#### Records shown ####

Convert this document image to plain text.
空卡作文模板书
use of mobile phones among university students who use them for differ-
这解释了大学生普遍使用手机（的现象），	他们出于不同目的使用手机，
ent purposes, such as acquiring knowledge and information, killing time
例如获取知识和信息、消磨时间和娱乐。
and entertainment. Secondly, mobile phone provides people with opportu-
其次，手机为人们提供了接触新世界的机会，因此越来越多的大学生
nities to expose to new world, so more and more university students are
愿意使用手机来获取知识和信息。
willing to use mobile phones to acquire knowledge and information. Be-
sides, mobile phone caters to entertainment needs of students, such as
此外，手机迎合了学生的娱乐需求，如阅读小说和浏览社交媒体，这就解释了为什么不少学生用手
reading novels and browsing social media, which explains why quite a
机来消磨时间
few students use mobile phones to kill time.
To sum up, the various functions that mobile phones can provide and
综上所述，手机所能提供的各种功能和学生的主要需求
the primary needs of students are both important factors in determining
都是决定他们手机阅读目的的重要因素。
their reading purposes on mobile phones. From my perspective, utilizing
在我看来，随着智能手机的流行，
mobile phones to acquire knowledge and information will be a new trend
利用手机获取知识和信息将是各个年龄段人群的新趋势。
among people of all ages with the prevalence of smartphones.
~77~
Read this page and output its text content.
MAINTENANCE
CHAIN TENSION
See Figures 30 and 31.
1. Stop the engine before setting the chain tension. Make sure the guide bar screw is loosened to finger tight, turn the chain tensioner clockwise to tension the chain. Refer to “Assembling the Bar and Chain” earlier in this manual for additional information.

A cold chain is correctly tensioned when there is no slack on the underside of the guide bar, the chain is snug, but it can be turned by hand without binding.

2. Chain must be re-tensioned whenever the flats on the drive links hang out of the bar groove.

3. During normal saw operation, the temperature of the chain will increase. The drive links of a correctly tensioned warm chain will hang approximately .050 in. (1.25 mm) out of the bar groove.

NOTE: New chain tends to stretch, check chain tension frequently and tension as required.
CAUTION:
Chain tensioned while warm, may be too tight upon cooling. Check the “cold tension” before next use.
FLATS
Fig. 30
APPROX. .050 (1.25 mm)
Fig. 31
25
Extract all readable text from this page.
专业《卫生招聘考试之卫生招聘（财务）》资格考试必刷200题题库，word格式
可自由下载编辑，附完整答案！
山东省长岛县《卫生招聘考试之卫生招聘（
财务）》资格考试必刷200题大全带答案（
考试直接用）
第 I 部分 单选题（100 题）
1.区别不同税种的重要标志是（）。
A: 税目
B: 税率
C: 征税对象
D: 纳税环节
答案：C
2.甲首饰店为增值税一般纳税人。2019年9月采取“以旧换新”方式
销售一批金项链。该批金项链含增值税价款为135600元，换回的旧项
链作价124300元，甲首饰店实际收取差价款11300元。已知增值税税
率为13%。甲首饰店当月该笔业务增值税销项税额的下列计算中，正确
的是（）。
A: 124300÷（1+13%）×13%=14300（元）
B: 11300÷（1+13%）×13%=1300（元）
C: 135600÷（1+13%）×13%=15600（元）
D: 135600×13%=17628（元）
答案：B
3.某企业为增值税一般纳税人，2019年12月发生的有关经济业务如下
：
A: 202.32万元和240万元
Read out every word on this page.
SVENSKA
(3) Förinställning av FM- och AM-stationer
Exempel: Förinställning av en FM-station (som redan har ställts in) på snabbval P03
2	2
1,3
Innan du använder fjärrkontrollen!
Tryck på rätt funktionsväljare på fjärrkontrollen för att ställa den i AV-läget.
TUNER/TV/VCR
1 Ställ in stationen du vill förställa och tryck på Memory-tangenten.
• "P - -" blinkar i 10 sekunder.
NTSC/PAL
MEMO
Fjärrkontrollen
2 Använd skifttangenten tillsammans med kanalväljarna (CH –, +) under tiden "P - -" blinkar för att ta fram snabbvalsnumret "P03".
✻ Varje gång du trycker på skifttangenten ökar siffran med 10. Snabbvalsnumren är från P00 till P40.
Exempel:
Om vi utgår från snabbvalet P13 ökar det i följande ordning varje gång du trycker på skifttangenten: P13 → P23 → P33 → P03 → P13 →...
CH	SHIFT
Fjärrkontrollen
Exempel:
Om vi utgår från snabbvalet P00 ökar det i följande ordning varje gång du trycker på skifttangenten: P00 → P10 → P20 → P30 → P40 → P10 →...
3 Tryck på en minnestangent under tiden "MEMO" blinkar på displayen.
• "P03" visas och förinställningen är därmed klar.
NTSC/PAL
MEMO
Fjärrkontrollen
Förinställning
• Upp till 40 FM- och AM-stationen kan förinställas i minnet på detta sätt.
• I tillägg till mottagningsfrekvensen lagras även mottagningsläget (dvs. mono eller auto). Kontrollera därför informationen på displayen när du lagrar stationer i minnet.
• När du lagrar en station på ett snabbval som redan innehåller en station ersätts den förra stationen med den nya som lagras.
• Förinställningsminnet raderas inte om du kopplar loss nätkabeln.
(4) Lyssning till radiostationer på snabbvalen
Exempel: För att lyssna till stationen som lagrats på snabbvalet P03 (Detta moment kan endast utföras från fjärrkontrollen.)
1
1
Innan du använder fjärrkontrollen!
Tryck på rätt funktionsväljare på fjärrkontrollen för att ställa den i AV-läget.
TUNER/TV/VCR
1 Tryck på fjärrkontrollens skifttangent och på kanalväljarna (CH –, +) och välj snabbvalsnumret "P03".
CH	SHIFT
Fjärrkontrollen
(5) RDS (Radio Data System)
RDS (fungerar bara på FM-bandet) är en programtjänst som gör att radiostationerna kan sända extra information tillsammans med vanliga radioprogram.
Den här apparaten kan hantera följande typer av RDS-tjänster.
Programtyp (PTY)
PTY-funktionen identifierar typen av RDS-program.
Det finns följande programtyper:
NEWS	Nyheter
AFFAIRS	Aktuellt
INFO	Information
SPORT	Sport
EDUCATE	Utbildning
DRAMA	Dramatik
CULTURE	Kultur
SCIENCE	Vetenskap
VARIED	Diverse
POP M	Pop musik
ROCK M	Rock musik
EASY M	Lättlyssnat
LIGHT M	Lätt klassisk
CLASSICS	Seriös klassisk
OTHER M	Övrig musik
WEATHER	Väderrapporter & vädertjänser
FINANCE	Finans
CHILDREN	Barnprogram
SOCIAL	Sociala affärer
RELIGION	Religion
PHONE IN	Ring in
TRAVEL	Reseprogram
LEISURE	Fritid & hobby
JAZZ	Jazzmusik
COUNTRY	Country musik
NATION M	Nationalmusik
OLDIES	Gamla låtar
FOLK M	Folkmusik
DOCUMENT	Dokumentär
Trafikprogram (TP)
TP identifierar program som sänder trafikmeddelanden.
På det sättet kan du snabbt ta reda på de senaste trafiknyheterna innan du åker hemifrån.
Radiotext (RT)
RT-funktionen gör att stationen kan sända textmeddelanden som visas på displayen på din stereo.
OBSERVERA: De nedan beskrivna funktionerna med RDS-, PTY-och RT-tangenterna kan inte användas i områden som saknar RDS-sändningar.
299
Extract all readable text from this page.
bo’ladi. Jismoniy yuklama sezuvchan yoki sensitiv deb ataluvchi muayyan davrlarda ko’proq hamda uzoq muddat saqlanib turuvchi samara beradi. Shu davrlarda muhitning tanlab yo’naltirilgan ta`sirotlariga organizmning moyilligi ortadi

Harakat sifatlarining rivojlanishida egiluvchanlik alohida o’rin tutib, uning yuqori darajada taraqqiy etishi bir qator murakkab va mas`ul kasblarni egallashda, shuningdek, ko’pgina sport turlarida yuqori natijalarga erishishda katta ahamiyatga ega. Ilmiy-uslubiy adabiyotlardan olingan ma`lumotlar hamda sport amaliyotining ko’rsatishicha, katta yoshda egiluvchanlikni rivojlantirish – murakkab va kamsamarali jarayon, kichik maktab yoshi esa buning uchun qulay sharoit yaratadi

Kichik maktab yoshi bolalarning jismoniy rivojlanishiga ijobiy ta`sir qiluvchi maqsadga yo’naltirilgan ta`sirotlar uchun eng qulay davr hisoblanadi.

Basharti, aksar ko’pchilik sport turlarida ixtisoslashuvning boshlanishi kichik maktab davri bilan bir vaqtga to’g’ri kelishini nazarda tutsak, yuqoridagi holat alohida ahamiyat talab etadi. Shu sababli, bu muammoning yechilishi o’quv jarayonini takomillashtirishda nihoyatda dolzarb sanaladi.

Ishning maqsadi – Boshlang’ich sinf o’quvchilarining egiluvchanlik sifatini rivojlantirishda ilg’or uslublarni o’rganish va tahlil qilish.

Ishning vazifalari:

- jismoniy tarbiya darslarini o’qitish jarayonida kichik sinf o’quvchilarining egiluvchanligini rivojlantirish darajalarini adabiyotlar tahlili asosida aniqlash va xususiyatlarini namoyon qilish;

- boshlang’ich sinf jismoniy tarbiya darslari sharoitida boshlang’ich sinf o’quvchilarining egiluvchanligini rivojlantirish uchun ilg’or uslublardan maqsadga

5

####

◆ What you will do:
State how many lines in the records above contain the word "sinf", giving only the number.

◆ Answer:
3